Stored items

#####

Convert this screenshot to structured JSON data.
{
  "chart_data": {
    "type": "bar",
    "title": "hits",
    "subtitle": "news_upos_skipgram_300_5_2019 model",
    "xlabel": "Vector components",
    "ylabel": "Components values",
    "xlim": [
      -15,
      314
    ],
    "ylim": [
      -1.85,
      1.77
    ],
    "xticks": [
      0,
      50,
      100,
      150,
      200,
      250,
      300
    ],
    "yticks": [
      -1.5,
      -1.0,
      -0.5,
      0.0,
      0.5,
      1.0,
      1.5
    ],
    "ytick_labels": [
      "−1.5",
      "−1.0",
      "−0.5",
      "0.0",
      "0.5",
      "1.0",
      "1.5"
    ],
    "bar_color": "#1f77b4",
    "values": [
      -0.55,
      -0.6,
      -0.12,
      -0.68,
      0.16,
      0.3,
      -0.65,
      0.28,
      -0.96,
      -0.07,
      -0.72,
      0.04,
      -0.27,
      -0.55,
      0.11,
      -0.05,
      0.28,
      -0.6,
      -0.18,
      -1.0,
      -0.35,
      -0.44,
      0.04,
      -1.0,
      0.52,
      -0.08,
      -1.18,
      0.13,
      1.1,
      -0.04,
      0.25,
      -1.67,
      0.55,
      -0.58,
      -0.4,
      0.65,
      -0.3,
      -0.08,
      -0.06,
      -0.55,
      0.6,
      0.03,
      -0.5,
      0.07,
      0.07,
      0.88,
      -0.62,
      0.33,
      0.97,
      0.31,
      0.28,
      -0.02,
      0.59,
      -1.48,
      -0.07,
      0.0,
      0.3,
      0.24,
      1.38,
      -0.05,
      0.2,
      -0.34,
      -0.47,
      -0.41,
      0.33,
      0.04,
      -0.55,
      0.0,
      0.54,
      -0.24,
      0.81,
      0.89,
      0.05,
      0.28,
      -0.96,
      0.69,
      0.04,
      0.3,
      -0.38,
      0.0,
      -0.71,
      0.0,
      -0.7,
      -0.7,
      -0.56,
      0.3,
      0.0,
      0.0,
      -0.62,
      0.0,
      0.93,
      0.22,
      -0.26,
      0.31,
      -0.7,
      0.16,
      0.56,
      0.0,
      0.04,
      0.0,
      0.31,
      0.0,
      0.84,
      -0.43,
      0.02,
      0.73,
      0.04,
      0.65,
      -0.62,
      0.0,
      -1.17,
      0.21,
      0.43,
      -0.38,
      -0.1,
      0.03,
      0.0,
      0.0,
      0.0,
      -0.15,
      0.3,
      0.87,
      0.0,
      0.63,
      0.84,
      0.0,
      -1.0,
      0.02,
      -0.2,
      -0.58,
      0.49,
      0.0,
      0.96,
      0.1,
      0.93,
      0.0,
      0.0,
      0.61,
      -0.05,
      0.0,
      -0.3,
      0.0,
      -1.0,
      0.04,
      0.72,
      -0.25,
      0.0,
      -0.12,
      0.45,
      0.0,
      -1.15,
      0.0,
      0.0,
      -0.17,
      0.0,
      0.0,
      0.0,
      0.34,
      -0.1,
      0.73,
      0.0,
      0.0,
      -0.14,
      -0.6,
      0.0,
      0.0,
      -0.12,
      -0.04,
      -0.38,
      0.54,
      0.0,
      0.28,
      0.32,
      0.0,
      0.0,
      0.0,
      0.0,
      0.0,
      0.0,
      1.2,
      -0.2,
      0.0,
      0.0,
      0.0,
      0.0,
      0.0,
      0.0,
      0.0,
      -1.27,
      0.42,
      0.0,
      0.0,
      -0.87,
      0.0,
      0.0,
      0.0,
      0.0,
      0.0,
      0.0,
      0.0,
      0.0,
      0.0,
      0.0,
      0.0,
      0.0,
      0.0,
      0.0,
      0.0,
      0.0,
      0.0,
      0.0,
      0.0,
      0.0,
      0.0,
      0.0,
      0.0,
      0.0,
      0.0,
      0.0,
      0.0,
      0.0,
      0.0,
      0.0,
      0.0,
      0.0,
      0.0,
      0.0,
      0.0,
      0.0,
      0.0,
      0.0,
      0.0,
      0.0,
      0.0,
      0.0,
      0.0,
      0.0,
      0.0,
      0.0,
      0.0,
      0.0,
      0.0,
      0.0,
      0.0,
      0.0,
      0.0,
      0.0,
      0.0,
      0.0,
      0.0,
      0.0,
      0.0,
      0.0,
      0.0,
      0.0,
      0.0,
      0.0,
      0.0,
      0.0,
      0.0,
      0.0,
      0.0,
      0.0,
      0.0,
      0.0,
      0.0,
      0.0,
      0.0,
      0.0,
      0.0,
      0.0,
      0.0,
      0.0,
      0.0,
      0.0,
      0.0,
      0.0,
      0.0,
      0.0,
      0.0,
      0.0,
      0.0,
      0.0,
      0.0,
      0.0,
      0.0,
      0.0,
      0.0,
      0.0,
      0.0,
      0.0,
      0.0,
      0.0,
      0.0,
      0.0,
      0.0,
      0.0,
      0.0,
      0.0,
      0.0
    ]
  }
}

#####

◆ **Problem to work on**
Please output the entries above, every line exactly as it reads.

◆ **Problem solution**
Convert this screenshot to structured JSON data.
{
  "chart_data": {
    "type": "bar",
    "title": "hits",
    "subtitle": "news_upos_skipgram_300_5_2019 model",
    "xlabel": "Vector components",
    "ylabel": "Components values",
    "xlim": [
      -15,
      314
    ],
    "ylim": [
      -1.85,
      1.77
    ],
    "xticks": [
      0,
      50,
      100,
      150,
      200,
      250,
      300
    ],
    "yticks": [
      -1.5,
      -1.0,
      -0.5,
      0.0,
      0.5,
      1.0,
      1.5
    ],
    "ytick_labels": [
      "−1.5",
      "−1.0",
      "−0.5",
      "0.0",
      "0.5",
      "1.0",
      "1.5"
    ],
    "bar_color": "#1f77b4",
    "values": [
      -0.55,
      -0.6,
      -0.12,
      -0.68,
      0.16,
      0.3,
      -0.65,
      0.28,
      -0.96,
      -0.07,
      -0.72,
      0.04,
      -0.27,
      -0.55,
      0.11,
      -0.05,
      0.28,
      -0.6,
      -0.18,
      -1.0,
      -0.35,
      -0.44,
      0.04,
      -1.0,
      0.52,
      -0.08,
      -1.18,
      0.13,
      1.1,
      -0.04,
      0.25,
      -1.67,
      0.55,
      -0.58,
      -0.4,
      0.65,
      -0.3,
      -0.08,
      -0.06,
      -0.55,
      0.6,
      0.03,
      -0.5,
      0.07,
      0.07,
      0.88,
      -0.62,
      0.33,
      0.97,
      0.31,
      0.28,
      -0.02,
      0.59,
      -1.48,
      -0.07,
      0.0,
      0.3,
      0.24,
      1.38,
      -0.05,
      0.2,
      -0.34,
      -0.47,
      -0.41,
      0.33,
      0.04,
      -0.55,
      0.0,
      0.54,
      -0.24,
      0.81,
      0.89,
      0.05,
      0.28,
      -0.96,
      0.69,
      0.04,
      0.3,
      -0.38,
      0.0,
      -0.71,
      0.0,
      -0.7,
      -0.7,
      -0.56,
      0.3,
      0.0,
      0.0,
      -0.62,
      0.0,
      0.93,
      0.22,
      -0.26,
      0.31,
      -0.7,
      0.16,
      0.56,
      0.0,
      0.04,
      0.0,
      0.31,
      0.0,
      0.84,
      -0.43,
      0.02,
      0.73,
      0.04,
      0.65,
      -0.62,
      0.0,
      -1.17,
      0.21,
      0.43,
      -0.38,
      -0.1,
      0.03,
      0.0,
      0.0,
      0.0,
      -0.15,
      0.3,
      0.87,
      0.0,
      0.63,
      0.84,
      0.0,
      -1.0,
      0.02,
      -0.2,
      -0.58,
      0.49,
      0.0,
      0.96,
      0.1,
      0.93,
      0.0,
      0.0,
      0.61,
      -0.05,
      0.0,
      -0.3,
      0.0,
      -1.0,
      0.04,
      0.72,
      -0.25,
      0.0,
      -0.12,
      0.45,
      0.0,
      -1.15,
      0.0,
      0.0,
      -0.17,
      0.0,
      0.0,
      0.0,
      0.34,
      -0.1,
      0.73,
      0.0,
      0.0,
      -0.14,
      -0.6,
      0.0,
      0.0,
      -0.12,
      -0.04,
      -0.38,
      0.54,
      0.0,
      0.28,
      0.32,
      0.0,
      0.0,
      0.0,
      0.0,
      0.0,
      0.0,
      1.2,
      -0.2,
      0.0,
      0.0,
      0.0,
      0.0,
      0.0,
      0.0,
      0.0,
      -1.27,
      0.42,
      0.0,
      0.0,
      -0.87,
      0.0,
      0.0,
      0.0,
      0.0,
      0.0,
      0.0,
      0.0,
      0.0,
      0.0,
      0.0,
      0.0,
      0.0,
      0.0,
      0.0,
      0.0,
      0.0,
      0.0,
      0.0,
      0.0,
      0.0,
      0.0,
      0.0,
      0.0,
      0.0,
      0.0,
      0.0,
      0.0,
      0.0,
      0.0,
      0.0,
      0.0,
      0.0,
      0.0,
      0.0,
      0.0,
      0.0,
      0.0,
      0.0,
      0.0,
      0.0,
      0.0,
      0.0,
      0.0,
      0.0,
      0.0,
      0.0,
      0.0,
      0.0,
      0.0,
      0.0,
      0.0,
      0.0,
      0.0,
      0.0,
      0.0,
      0.0,
      0.0,
      0.0,
      0.0,
      0.0,
      0.0,
      0.0,
      0.0,
      0.0,
      0.0,
      0.0,
      0.0,
      0.0,
      0.0,
      0.0,
      0.0,
      0.0,
      0.0,
      0.0,
      0.0,
      0.0,
      0.0,
      0.0,
      0.0,
      0.0,
      0.0,
      0.0,
      0.0,
      0.0,
      0.0,
      0.0,
      0.0,
      0.0,
      0.0,
      0.0,
      0.0,
      0.0,
      0.0,
      0.0,
      0.0,
      0.0,
      0.0,
      0.0,
      0.0,
      0.0,
      0.0,
      0.0,
      0.0,
      0.0,
      0.0,
      0.0,
      0.0
    ]
  }
}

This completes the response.